• Source data
********************
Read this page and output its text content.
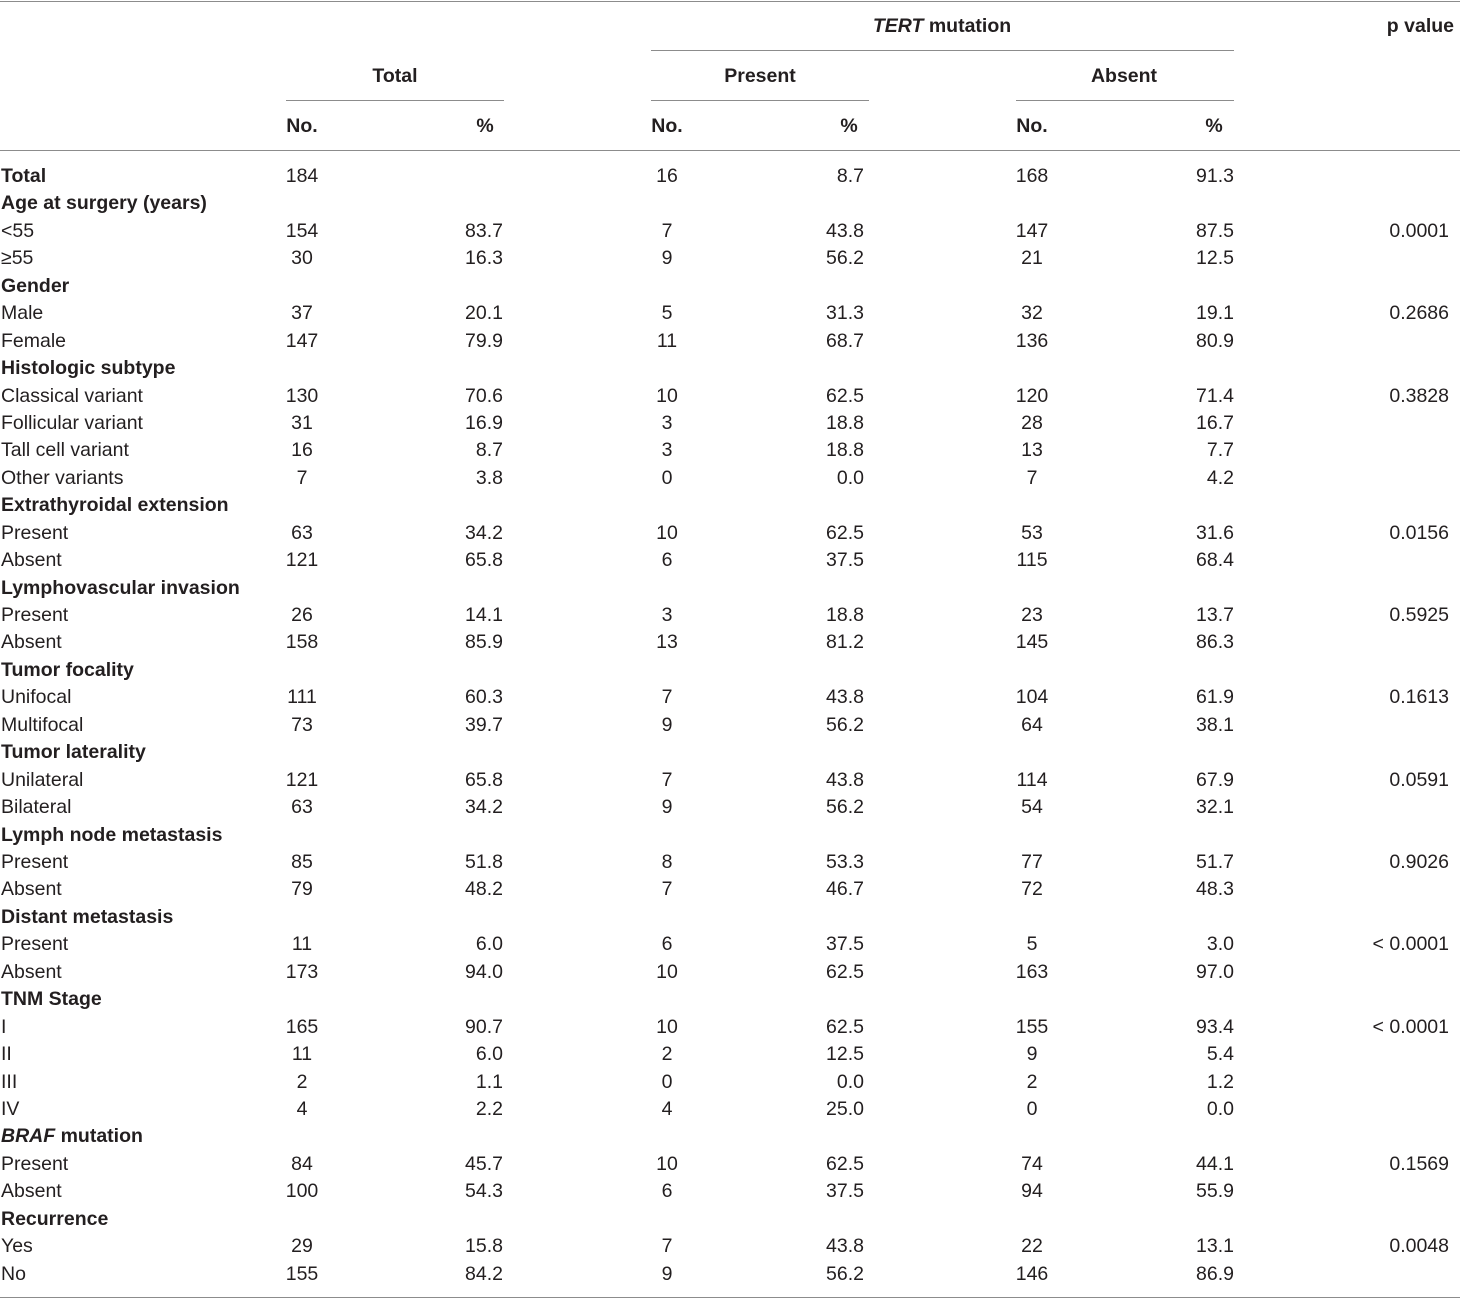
TERT mutation	p value
Total	Present	Absent
No.	%	No.	%	No.	%
Total	184	16	8.7	168	91.3
Age at surgery (years)
<55	154	83.7	7	43.8	147	87.5	0.0001
≥55	30	16.3	9	56.2	21	12.5
Gender
Male	37	20.1	5	31.3	32	19.1	0.2686
Female	147	79.9	11	68.7	136	80.9
Histologic subtype
Classical variant	130	70.6	10	62.5	120	71.4	0.3828
Follicular variant	31	16.9	3	18.8	28	16.7
Tall cell variant	16	8.7	3	18.8	13	7.7
Other variants	7	3.8	0	0.0	7	4.2
Extrathyroidal extension
Present	63	34.2	10	62.5	53	31.6	0.0156
Absent	121	65.8	6	37.5	115	68.4
Lymphovascular invasion
Present	26	14.1	3	18.8	23	13.7	0.5925
Absent	158	85.9	13	81.2	145	86.3
Tumor focality
Unifocal	111	60.3	7	43.8	104	61.9	0.1613
Multifocal	73	39.7	9	56.2	64	38.1
Tumor laterality
Unilateral	121	65.8	7	43.8	114	67.9	0.0591
Bilateral	63	34.2	9	56.2	54	32.1
Lymph node metastasis
Present	85	51.8	8	53.3	77	51.7	0.9026
Absent	79	48.2	7	46.7	72	48.3
Distant metastasis
Present	11	6.0	6	37.5	5	3.0	< 0.0001
Absent	173	94.0	10	62.5	163	97.0
TNM Stage
I	165	90.7	10	62.5	155	93.4	< 0.0001
II	11	6.0	2	12.5	9	5.4
III	2	1.1	0	0.0	2	1.2
IV	4	2.2	4	25.0	0	0.0
BRAF mutation
Present	84	45.7	10	62.5	74	44.1	0.1569
Absent	100	54.3	6	37.5	94	55.9
Recurrence
Yes	29	15.8	7	43.8	22	13.1	0.0048
No	155	84.2	9	56.2	146	86.9
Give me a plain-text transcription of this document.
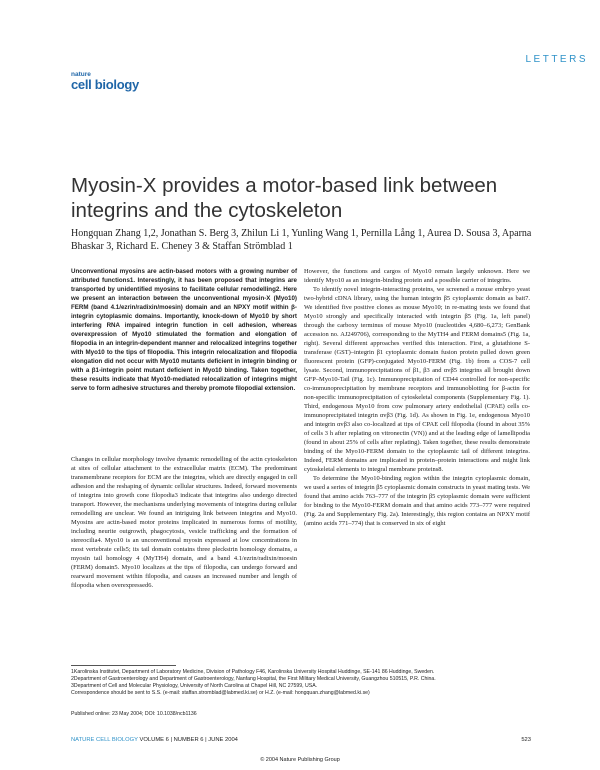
LETTERS
nature
cell biology
Myosin-X provides a motor-based link between integrins and the cytoskeleton
Hongquan Zhang 1,2, Jonathan S. Berg 3, Zhilun Li 1, Yunling Wang 1, Pernilla Lång 1, Aurea D. Sousa 3, Aparna Bhaskar 3, Richard E. Cheney 3 & Staffan Strömblad 1
Unconventional myosins are actin-based motors with a growing number of attributed functions1. Interestingly, it has been proposed that integrins are transported by unidentified myosins to facilitate cellular remodelling2. Here we present an interaction between the unconventional myosin-X (Myo10) FERM (band 4.1/ezrin/radixin/moesin) domain and an NPXY motif within β-integrin cytoplasmic domains. Importantly, knock-down of Myo10 by short interfering RNA impaired integrin function in cell adhesion, whereas overexpression of Myo10 stimulated the formation and elongation of filopodia in an integrin-dependent manner and relocalized integrins together with Myo10 to the tips of filopodia. This integrin relocalization and filopodia elongation did not occur with Myo10 mutants deficient in integrin binding or with a β1-integrin point mutant deficient in Myo10 binding. Taken together, these results indicate that Myo10-mediated relocalization of integrins might serve to form adhesive structures and thereby promote filopodial extension.

Changes in cellular morphology involve dynamic remodelling of the actin cytoskeleton at sites of cellular attachment to the extracellular matrix (ECM). The predominant transmembrane receptors for ECM are the integrins, which are directly engaged in cell adhesion and the reshaping of dynamic cellular structures. Indeed, forward movements of integrins into growth cone filopodia3 indicate that integrins also undergo directed transport. However, the mechanisms underlying movements of integrins during cellular remodelling are unclear. We found an intriguing link between integrins and Myo10. Myosins are actin-based motor proteins implicated in numerous forms of motility, including neurite outgrowth, phagocytosis, vesicle trafficking and the formation of stereocilia4. Myo10 is an unconventional myosin expressed at low concentrations in most vertebrate cells5; its tail domain contains three pleckstrin homology domains, a myosin tail homology 4 (MyTH4) domain, and a band 4.1/ezrin/radixin/moesin (FERM) domain5. Myo10 localizes at the tips of filopodia, can undergo forward and rearward movement within filopodia, and causes an increased number and length of filopodia when overexpressed6.

However, the functions and cargos of Myo10 remain largely unknown. Here we identify Myo10 as an integrin-binding protein and a possible carrier of integrins.

To identify novel integrin-interacting proteins, we screened a mouse embryo yeast two-hybrid cDNA library, using the human integrin β5 cytoplasmic domain as bait7. We identified five positive clones as mouse Myo10; in re-mating tests we found that Myo10 strongly and specifically interacted with integrin β5 (Fig. 1a, left panel) through the carboxy terminus of mouse Myo10 (nucleotides 4,680–6,273; GenBank accession no. AJ249706), corresponding to the MyTH4 and FERM domains5 (Fig. 1a, right). Several different approaches verified this interaction. First, a glutathione S-transferase (GST)–integrin β1 cytoplasmic domain fusion protein pulled down green fluorescent protein (GFP)-conjugated Myo10-FERM (Fig. 1b) from a COS-7 cell lysate. Second, immunoprecipitations of β1, β3 and αvβ5 integrins all brought down GFP–Myo10-Tail (Fig. 1c). Immunoprecipitation of CD44 controlled for non-specific co-immunoprecipitation by membrane receptors and immunoblotting for β-actin for non-specific immunoprecipitation of cytoskeletal components (Supplementary Fig. 1). Third, endogenous Myo10 from cow pulmonary artery endothelial (CPAE) cells co-immunoprecipitated integrin αvβ3 (Fig. 1d). As shown in Fig. 1e, endogenous Myo10 and integrin αvβ3 also co-localized at tips of CPAE cell filopodia (found in about 35% of cells 3 h after replating on vitronectin (VN)) and at the leading edge of lamellipodia (found in about 25% of cells after replating). Taken together, these results demonstrate binding of the Myo10-FERM domain to the cytoplasmic tail of different integrins. Indeed, FERM domains are implicated in protein–protein interactions and might link cytoskeletal elements to integral membrane proteins8.

To determine the Myo10-binding region within the integrin cytoplasmic domain, we used a series of integrin β5 cytoplasmic domain constructs in yeast mating tests. We found that amino acids 763–777 of the integrin β5 cytoplasmic domain were sufficient for binding to the Myo10-FERM domain and that amino acids 773–777 were required (Fig. 2a and Supplementary Fig. 2a). Interestingly, this region contains an NPXY motif (amino acids 771–774) that is conserved in six of eight

1Karolinska Institutet, Department of Laboratory Medicine, Division of Pathology F46, Karolinska University Hospital Huddinge, SE-141 86 Huddinge, Sweden.
2Department of Gastroenterology and Department of Gastroenterology, Nanfang Hospital, the First Military Medical University, Guangzhou 510515, P.R. China.
3Department of Cell and Molecular Physiology, University of North Carolina at Chapel Hill, NC 27599, USA.
Correspondence should be sent to S.S. (e-mail: staffan.stromblad@labmed.ki.se) or H.Z. (e-mail: hongquan.zhang@labmed.ki.se)
Published online: 23 May 2004; DOI: 10.1038/ncb1136
NATURE CELL BIOLOGY VOLUME 6 | NUMBER 6 | JUNE 2004	523
© 2004 Nature Publishing Group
********************
• How to complete this task
Scan the material above and determine how many lines include the word "Absent"; report only the number.

• Result for this exercise
6